GOAL | Write out all of the records precisely. Skip anything that is a picture.
--- RECORD SET ---
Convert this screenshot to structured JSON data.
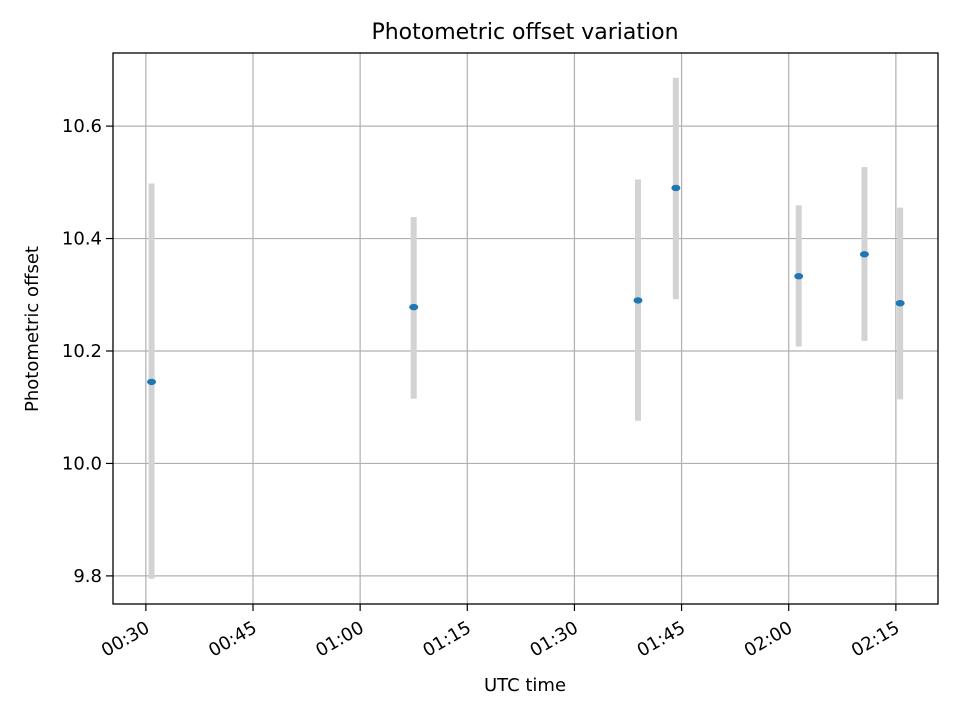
{
  "chart_data": {
    "type": "scatter",
    "title": "Photometric offset variation",
    "xlabel": "UTC time",
    "ylabel": "Photometric offset",
    "x_ticks": [
      "00:30",
      "00:45",
      "01:00",
      "01:15",
      "01:30",
      "01:45",
      "02:00",
      "02:15"
    ],
    "y_ticks": [
      "9.8",
      "10.0",
      "10.2",
      "10.4",
      "10.6"
    ],
    "xlim": [
      "00:25.4",
      "02:20.9"
    ],
    "ylim": [
      9.75,
      10.73
    ],
    "grid": true,
    "series": [
      {
        "points": [
          {
            "x": "00:30.8",
            "y": 10.145,
            "err_low": 9.795,
            "err_high": 10.498
          },
          {
            "x": "01:07.5",
            "y": 10.278,
            "err_low": 10.115,
            "err_high": 10.438
          },
          {
            "x": "01:38.9",
            "y": 10.29,
            "err_low": 10.076,
            "err_high": 10.505
          },
          {
            "x": "01:44.2",
            "y": 10.49,
            "err_low": 10.292,
            "err_high": 10.686
          },
          {
            "x": "02:01.4",
            "y": 10.333,
            "err_low": 10.208,
            "err_high": 10.459
          },
          {
            "x": "02:10.6",
            "y": 10.372,
            "err_low": 10.218,
            "err_high": 10.527
          },
          {
            "x": "02:15.6",
            "y": 10.285,
            "err_low": 10.114,
            "err_high": 10.455
          }
        ]
      }
    ],
    "colors": {
      "marker": "#1f77b4",
      "errorbar": "#d3d3d3",
      "grid": "#b0b0b0",
      "axes": "#000000"
    }
  }
}
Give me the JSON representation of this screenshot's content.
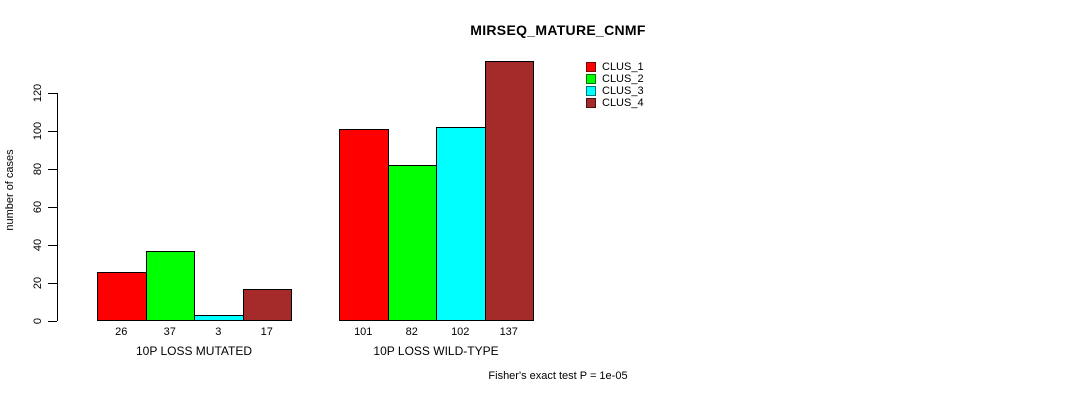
{
  "chart_data": {
    "type": "bar",
    "title": "MIRSEQ_MATURE_CNMF",
    "ylabel": "number of cases",
    "xlabel": "",
    "yticks": [
      0,
      20,
      40,
      60,
      80,
      100,
      120
    ],
    "axis_range": [
      0,
      120
    ],
    "grid": false,
    "legend_position": "top-right-inside",
    "groups": [
      {
        "label": "10P LOSS MUTATED",
        "values": [
          26,
          37,
          3,
          17
        ]
      },
      {
        "label": "10P LOSS WILD-TYPE",
        "values": [
          101,
          82,
          102,
          137
        ]
      }
    ],
    "series": [
      {
        "name": "CLUS_1",
        "color": "#FF0000",
        "values": [
          26,
          101
        ]
      },
      {
        "name": "CLUS_2",
        "color": "#00FF00",
        "values": [
          37,
          82
        ]
      },
      {
        "name": "CLUS_3",
        "color": "#00FFFF",
        "values": [
          3,
          102
        ]
      },
      {
        "name": "CLUS_4",
        "color": "#A52A2A",
        "values": [
          17,
          137
        ]
      }
    ],
    "legend": [
      {
        "label": "CLUS_1",
        "color": "#FF0000"
      },
      {
        "label": "CLUS_2",
        "color": "#00FF00"
      },
      {
        "label": "CLUS_3",
        "color": "#00FFFF"
      },
      {
        "label": "CLUS_4",
        "color": "#A52A2A"
      }
    ],
    "annotation": "Fisher's exact test P = 1e-05",
    "colors": {
      "axis": "#000000",
      "text": "#000000",
      "background": "#FFFFFF"
    }
  }
}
---
OUTPUT OF THE EXERCISE |
Convert this screenshot to structured JSON data.
{
  "chart_data": {
    "type": "scatter",
    "title": "Photometric offset variation",
    "xlabel": "UTC time",
    "ylabel": "Photometric offset",
    "x_ticks": [
      "00:30",
      "00:45",
      "01:00",
      "01:15",
      "01:30",
      "01:45",
      "02:00",
      "02:15"
    ],
    "y_ticks": [
      "9.8",
      "10.0",
      "10.2",
      "10.4",
      "10.6"
    ],
    "xlim": [
      "00:25.4",
      "02:20.9"
    ],
    "ylim": [
      9.75,
      10.73
    ],
    "grid": true,
    "series": [
      {
        "points": [
          {
            "x": "00:30.8",
            "y": 10.145,
            "err_low": 9.795,
            "err_high": 10.498
          },
          {
            "x": "01:07.5",
            "y": 10.278,
            "err_low": 10.115,
            "err_high": 10.438
          },
          {
            "x": "01:38.9",
            "y": 10.29,
            "err_low": 10.076,
            "err_high": 10.505
          },
          {
            "x": "01:44.2",
            "y": 10.49,
            "err_low": 10.292,
            "err_high": 10.686
          },
          {
            "x": "02:01.4",
            "y": 10.333,
            "err_low": 10.208,
            "err_high": 10.459
          },
          {
            "x": "02:10.6",
            "y": 10.372,
            "err_low": 10.218,
            "err_high": 10.527
          },
          {
            "x": "02:15.6",
            "y": 10.285,
            "err_low": 10.114,
            "err_high": 10.455
          }
        ]
      }
    ],
    "colors": {
      "marker": "#1f77b4",
      "errorbar": "#d3d3d3",
      "grid": "#b0b0b0",
      "axes": "#000000"
    }
  }
}
Give me the JSON representation of this screenshot's content.
{
  "chart_data": {
    "type": "bar",
    "title": "MIRSEQ_MATURE_CNMF",
    "ylabel": "number of cases",
    "xlabel": "",
    "yticks": [
      0,
      20,
      40,
      60,
      80,
      100,
      120
    ],
    "axis_range": [
      0,
      120
    ],
    "grid": false,
    "legend_position": "top-right-inside",
    "groups": [
      {
        "label": "10P LOSS MUTATED",
        "values": [
          26,
          37,
          3,
          17
        ]
      },
      {
        "label": "10P LOSS WILD-TYPE",
        "values": [
          101,
          82,
          102,
          137
        ]
      }
    ],
    "series": [
      {
        "name": "CLUS_1",
        "color": "#FF0000",
        "values": [
          26,
          101
        ]
      },
      {
        "name": "CLUS_2",
        "color": "#00FF00",
        "values": [
          37,
          82
        ]
      },
      {
        "name": "CLUS_3",
        "color": "#00FFFF",
        "values": [
          3,
          102
        ]
      },
      {
        "name": "CLUS_4",
        "color": "#A52A2A",
        "values": [
          17,
          137
        ]
      }
    ],
    "legend": [
      {
        "label": "CLUS_1",
        "color": "#FF0000"
      },
      {
        "label": "CLUS_2",
        "color": "#00FF00"
      },
      {
        "label": "CLUS_3",
        "color": "#00FFFF"
      },
      {
        "label": "CLUS_4",
        "color": "#A52A2A"
      }
    ],
    "annotation": "Fisher's exact test P = 1e-05",
    "colors": {
      "axis": "#000000",
      "text": "#000000",
      "background": "#FFFFFF"
    }
  }
}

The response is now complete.